> **Instruction**:
Filter the entries below, keeping every line that has the word "again".

> **Provided records**:
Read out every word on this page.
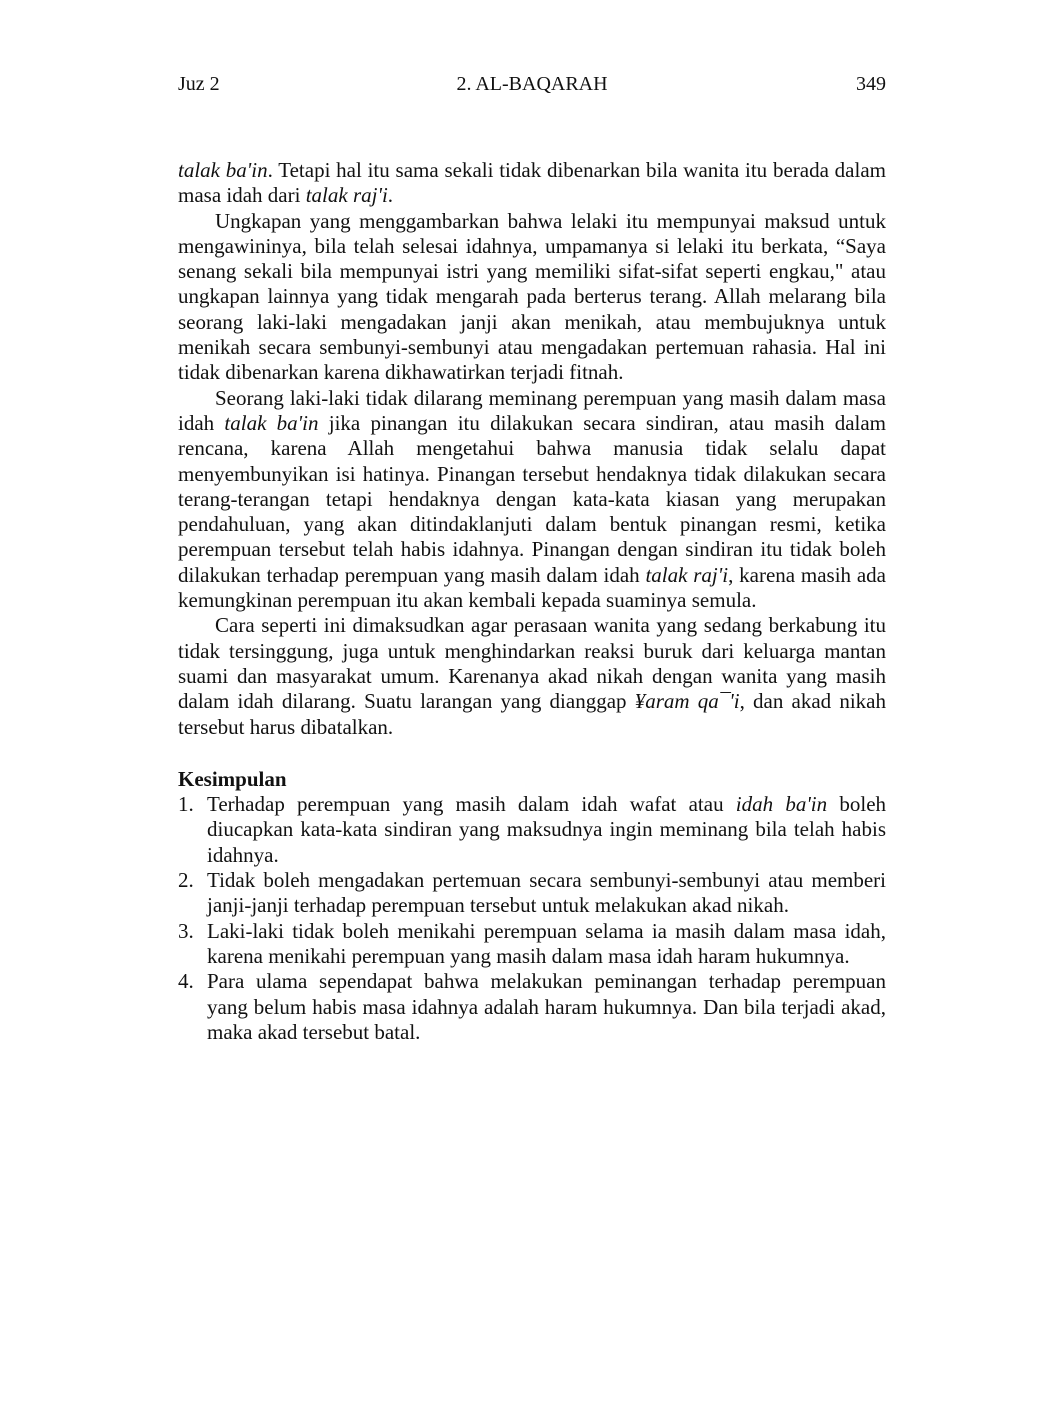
Juz 2	2. AL-BAQARAH	349

talak ba'in. Tetapi hal itu sama sekali tidak dibenarkan bila wanita itu berada dalam masa idah dari talak raj'i.

Ungkapan yang menggambarkan bahwa lelaki itu mempunyai maksud untuk mengawininya, bila telah selesai idahnya, umpamanya si lelaki itu berkata, “Saya senang sekali bila mempunyai istri yang memiliki sifat-sifat seperti engkau," atau ungkapan lainnya yang tidak mengarah pada berterus terang. Allah melarang bila seorang laki-laki mengadakan janji akan menikah, atau membujuknya untuk menikah secara sembunyi-sembunyi atau mengadakan pertemuan rahasia. Hal ini tidak dibenarkan karena dikhawatirkan terjadi fitnah.

Seorang laki-laki tidak dilarang meminang perempuan yang masih dalam masa idah talak ba'in jika pinangan itu dilakukan secara sindiran, atau masih dalam rencana, karena Allah mengetahui bahwa manusia tidak selalu dapat menyembunyikan isi hatinya. Pinangan tersebut hendaknya tidak dilakukan secara terang-terangan tetapi hendaknya dengan kata-kata kiasan yang merupakan pendahuluan, yang akan ditindaklanjuti dalam bentuk pinangan resmi, ketika perempuan tersebut telah habis idahnya. Pinangan dengan sindiran itu tidak boleh dilakukan terhadap perempuan yang masih dalam idah talak raj'i, karena masih ada kemungkinan perempuan itu akan kembali kepada suaminya semula.

Cara seperti ini dimaksudkan agar perasaan wanita yang sedang berkabung itu tidak tersinggung, juga untuk menghindarkan reaksi buruk dari keluarga mantan suami dan masyarakat umum. Karenanya akad nikah dengan wanita yang masih dalam idah dilarang. Suatu larangan yang dianggap ¥aram qa¯'i, dan akad nikah tersebut harus dibatalkan.

Kesimpulan
1. Terhadap perempuan yang masih dalam idah wafat atau idah ba'in boleh diucapkan kata-kata sindiran yang maksudnya ingin meminang bila telah habis idahnya.
2. Tidak boleh mengadakan pertemuan secara sembunyi-sembunyi atau memberi janji-janji terhadap perempuan tersebut untuk melakukan akad nikah.
3. Laki-laki tidak boleh menikahi perempuan selama ia masih dalam masa idah, karena menikahi perempuan yang masih dalam masa idah haram hukumnya.
4. Para ulama sependapat bahwa melakukan peminangan terhadap perempuan yang belum habis masa idahnya adalah haram hukumnya. Dan bila terjadi akad, maka akad tersebut batal.
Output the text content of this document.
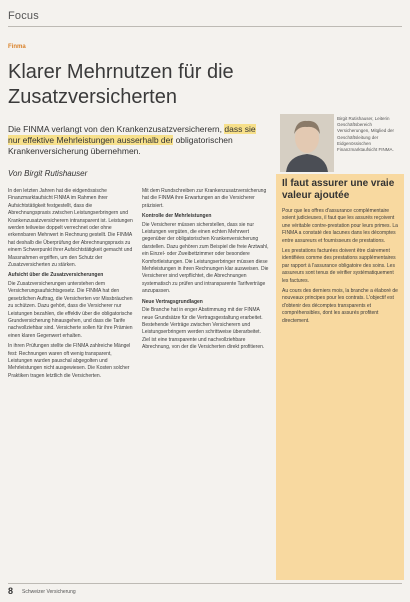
Focus
Finma
Klarer Mehrnutzen für die Zusatzversicherten
Die FINMA verlangt von den Krankenzusatzversicherern, dass sie nur effektive Mehrleistungen ausserhalb der obligatorischen Krankenversicherung übernehmen.
Von Birgit Rutishauser

In den letzten Jahren hat die eidgenössische Finanzmarktaufsicht FINMA im Rahmen ihrer Aufsichtstätigkeit festgestellt, dass die Abrechnungspraxis zwischen Leistungserbringern und Krankenzusatzversicherern intransparent ist. Leistungen werden teilweise doppelt verrechnet oder ohne erkennbaren Mehrwert in Rechnung gestellt. Die FINMA hat deshalb die Überprüfung der Abrechnungspraxis zu einem Schwerpunkt ihrer Aufsichtstätigkeit gemacht und Massnahmen ergriffen, um den Schutz der Zusatzversicherten zu stärken.

Aufsicht über die Zusatzversicherungen

Die Zusatzversicherungen unterstehen dem Versicherungsaufsichtsgesetz. Die FINMA hat den gesetzlichen Auftrag, die Versicherten vor Missbräuchen zu schützen. Dazu gehört, dass die Versicherer nur Leistungen bezahlen, die effektiv über die obligatorische Grundversicherung hinausgehen, und dass die Tarife nachvollziehbar sind. Versicherte sollen für ihre Prämien einen klaren Gegenwert erhalten.

In ihren Prüfungen stellte die FINMA zahlreiche Mängel fest: Rechnungen waren oft wenig transparent, Leistungen wurden pauschal abgegolten und Mehrleistungen nicht ausgewiesen. Die Kosten solcher Praktiken tragen letztlich die Versicherten.

Mit dem Rundschreiben zur Krankenzusatzversicherung hat die FINMA ihre Erwartungen an die Versicherer präzisiert.

Kontrolle der Mehrleistungen

Die Versicherer müssen sicherstellen, dass sie nur Leistungen vergüten, die einen echten Mehrwert gegenüber der obligatorischen Krankenversicherung darstellen. Dazu gehören zum Beispiel die freie Arztwahl, ein Einzel- oder Zweibettzimmer oder besondere Komfortleistungen. Die Leistungserbringer müssen diese Mehrleistungen in ihren Rechnungen klar ausweisen. Die Versicherer sind verpflichtet, die Abrechnungen systematisch zu prüfen und intransparente Tarifverträge anzupassen.

Neue Vertragsgrundlagen

Die Branche hat in enger Abstimmung mit der FINMA neue Grundsätze für die Vertragsgestaltung erarbeitet. Bestehende Verträge zwischen Versicherern und Leistungserbringern werden schrittweise überarbeitet. Ziel ist eine transparente und nachvollziehbare Abrechnung, von der die Versicherten direkt profitieren.

Birgit Rutishauser, Leiterin Geschäftsbereich Versicherungen, Mitglied der Geschäftsleitung der Eidgenössischen Finanzmarktaufsicht FINMA.
Il faut assurer une vraie valeur ajoutée

Pour que les offres d'assurance complémentaire soient judicieuses, il faut que les assurés reçoivent une véritable contre-prestation pour leurs primes. La FINMA a constaté des lacunes dans les décomptes entre assureurs et fournisseurs de prestations.

Les prestations facturées doivent être clairement identifiées comme des prestations supplémentaires par rapport à l'assurance obligatoire des soins. Les assureurs sont tenus de vérifier systématiquement les factures.

Au cours des derniers mois, la branche a élaboré de nouveaux principes pour les contrats. L'objectif est d'obtenir des décomptes transparents et compréhensibles, dont les assurés profitent directement.

8 Schweizer Versicherung
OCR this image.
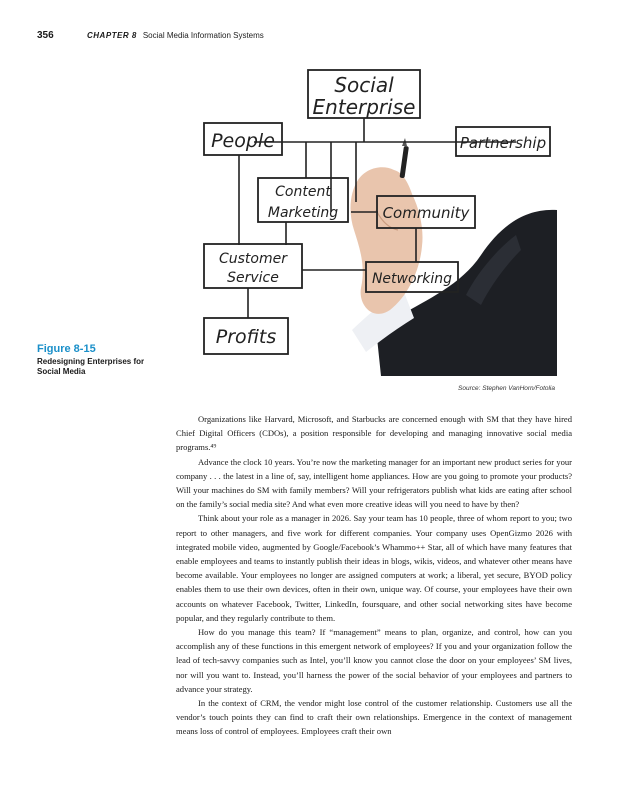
356	CHAPTER 8 Social Media Information Systems
Social
Enterprise
People	Partnership
Content
Marketing	Community
Customer
Service	Networking
Profits
Figure 8-15
Redesigning Enterprises for Social Media
Source: Stephen VanHorn/Fotolia

Organizations like Harvard, Microsoft, and Starbucks are concerned enough with SM that they have hired Chief Digital Officers (CDOs), a position responsible for developing and managing innovative social media programs.⁴⁹

Advance the clock 10 years. You’re now the marketing manager for an important new product series for your company . . . the latest in a line of, say, intelligent home appliances. How are you going to promote your products? Will your machines do SM with family members? Will your refrigerators publish what kids are eating after school on the family’s social media site? And what even more creative ideas will you need to have by then?

Think about your role as a manager in 2026. Say your team has 10 people, three of whom report to you; two report to other managers, and five work for different companies. Your company uses OpenGizmo 2026 with integrated mobile video, augmented by Google/Facebook’s Whammo++ Star, all of which have many features that enable employees and teams to instantly publish their ideas in blogs, wikis, videos, and whatever other means have become available. Your employees no longer are assigned computers at work; a liberal, yet secure, BYOD policy enables them to use their own devices, often in their own, unique way. Of course, your employees have their own accounts on whatever Facebook, Twitter, LinkedIn, foursquare, and other social networking sites have become popular, and they regularly contribute to them.

How do you manage this team? If “management” means to plan, organize, and control, how can you accomplish any of these functions in this emergent network of employees? If you and your organization follow the lead of tech-savvy companies such as Intel, you’ll know you cannot close the door on your employees’ SM lives, nor will you want to. Instead, you’ll harness the power of the social behavior of your employees and partners to advance your strategy.

In the context of CRM, the vendor might lose control of the customer relationship. Customers use all the vendor’s touch points they can find to craft their own relationships. Emergence in the context of management means loss of control of employees. Employees craft their own
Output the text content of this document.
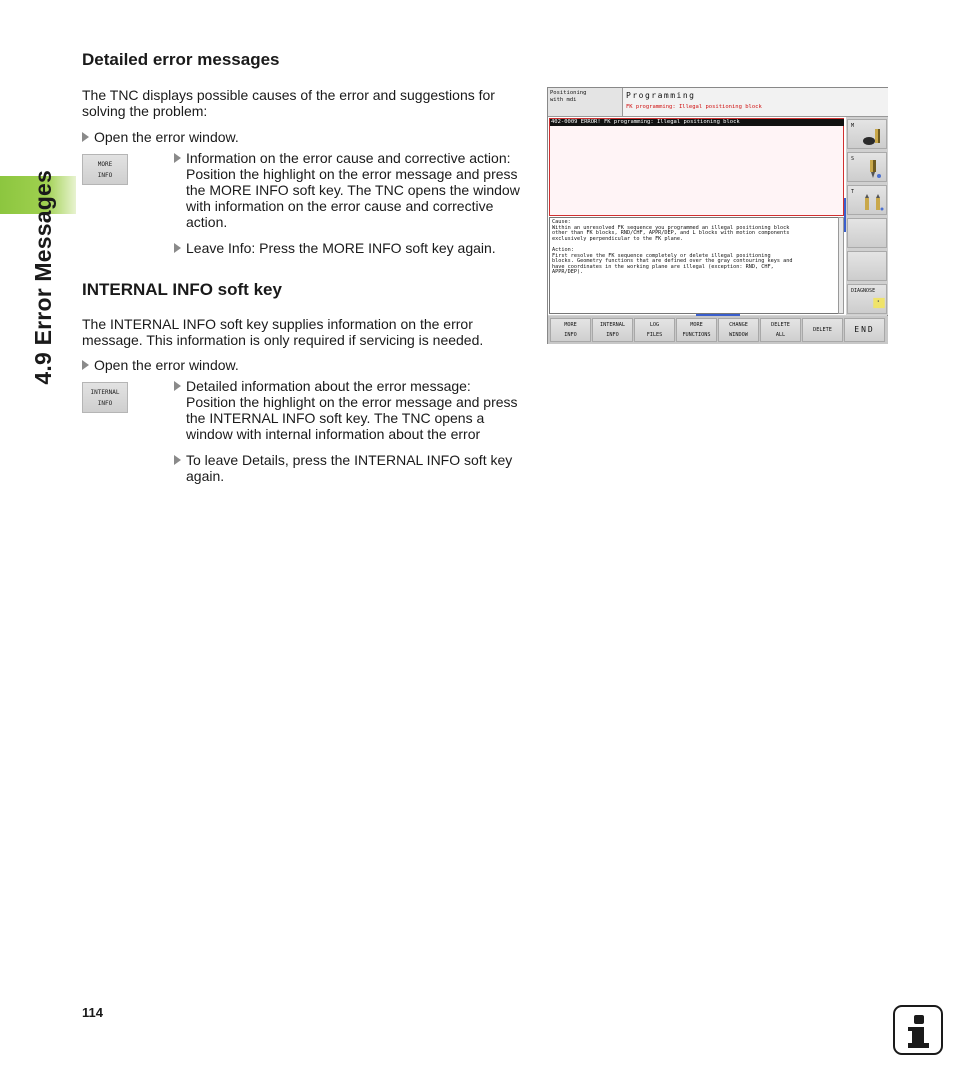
4.9 Error Messages
Detailed error messages
The TNC displays possible causes of the error and suggestions for solving the problem:
Open the error window.
MORE
INFO
Information on the error cause and corrective action: Position the highlight on the error message and press the MORE INFO soft key. The TNC opens the window with information on the error cause and corrective action.
Leave Info: Press the MORE INFO soft key again.
INTERNAL INFO soft key
The INTERNAL INFO soft key supplies information on the error message. This information is only required if servicing is needed.
Open the error window.
INTERNAL
INFO
Detailed information about the error message: Position the highlight on the error message and press the INTERNAL INFO soft key. The TNC opens a window with internal information about the error
To leave Details, press the INTERNAL INFO soft key again.
Positioning
with mdi	Programming
FK programming: Illegal positioning block
402-0009 ERROR! FK programming: Illegal positioning block
Cause:
Within an unresolved FK sequence you programmed an illegal positioning block
other than FK blocks, RND/CHF, APPR/DEP, and L blocks with motion components
exclusively perpendicular to the FK plane.

Action:
First resolve the FK sequence completely or delete illegal positioning
blocks. Geometry functions that are defined over the gray contouring keys and
have coordinates in the working plane are illegal (exception: RND, CHF,
APPR/DEP).
M
S
T
DIAGNOSE
MORE
INFO
INTERNAL
INFO
LOG
FILES
MORE
FUNCTIONS
CHANGE
WINDOW
DELETE
ALL
DELETE	END
114
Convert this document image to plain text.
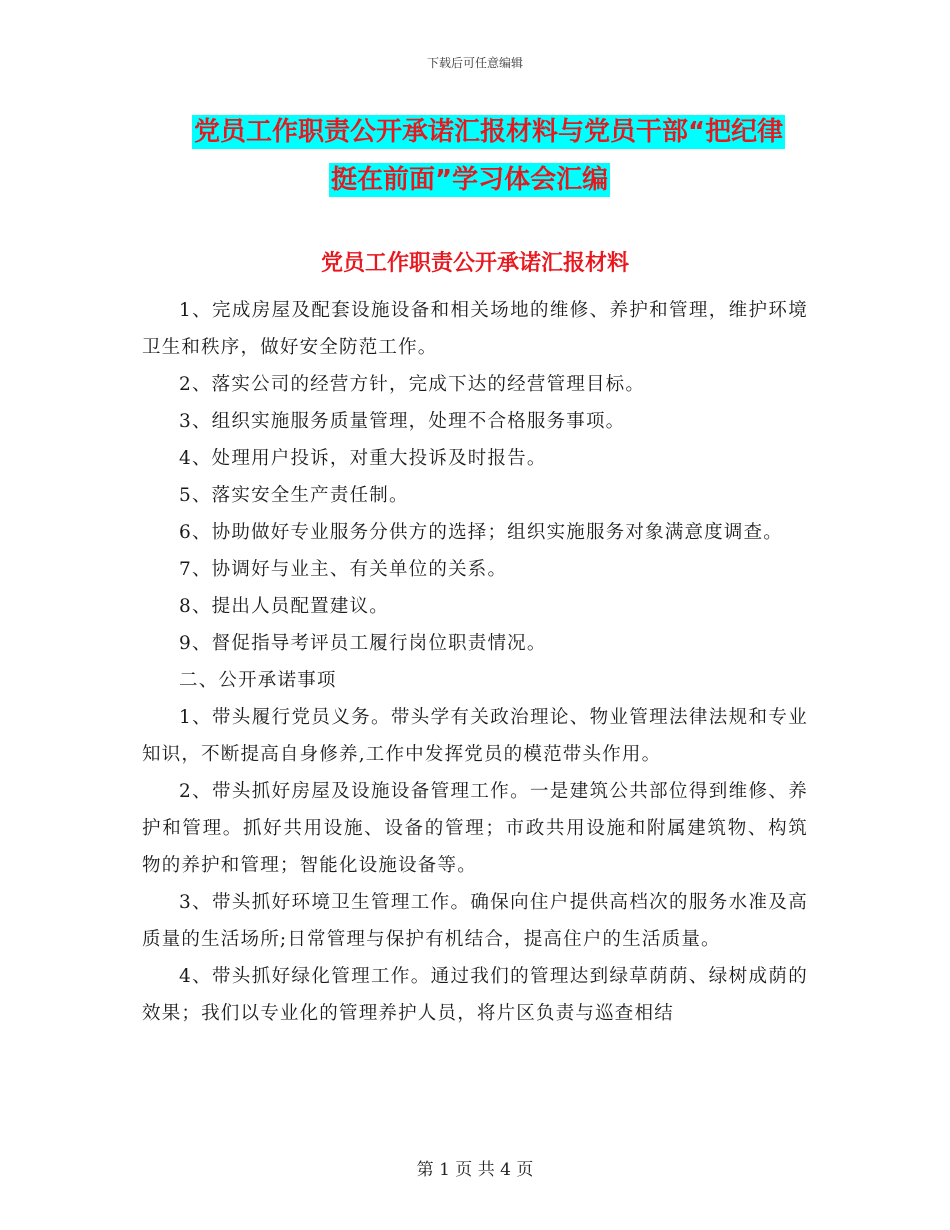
下载后可任意编辑
党员工作职责公开承诺汇报材料与党员干部“把纪律
挺在前面”学习体会汇编
党员工作职责公开承诺汇报材料

1、完成房屋及配套设施设备和相关场地的维修、养护和管理，维护环境卫生和秩序，做好安全防范工作。

2、落实公司的经营方针，完成下达的经营管理目标。

3、组织实施服务质量管理，处理不合格服务事项。

4、处理用户投诉，对重大投诉及时报告。

5、落实安全生产责任制。

6、协助做好专业服务分供方的选择；组织实施服务对象满意度调查。

7、协调好与业主、有关单位的关系。

8、提出人员配置建议。

9、督促指导考评员工履行岗位职责情况。

二、公开承诺事项

1、带头履行党员义务。带头学有关政治理论、物业管理法律法规和专业知识，不断提高自身修养,工作中发挥党员的模范带头作用。

2、带头抓好房屋及设施设备管理工作。一是建筑公共部位得到维修、养护和管理。抓好共用设施、设备的管理；市政共用设施和附属建筑物、构筑物的养护和管理；智能化设施设备等。

3、带头抓好环境卫生管理工作。确保向住户提供高档次的服务水准及高质量的生活场所;日常管理与保护有机结合，提高住户的生活质量。

4、带头抓好绿化管理工作。通过我们的管理达到绿草荫荫、绿树成荫的效果；我们以专业化的管理养护人员，将片区负责与巡查相结

第 1 页 共 4 页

> **Worked answer**:
Leave Info: Press the MORE INFO soft key again.
To leave Details, press the INTERNAL INFO soft key again.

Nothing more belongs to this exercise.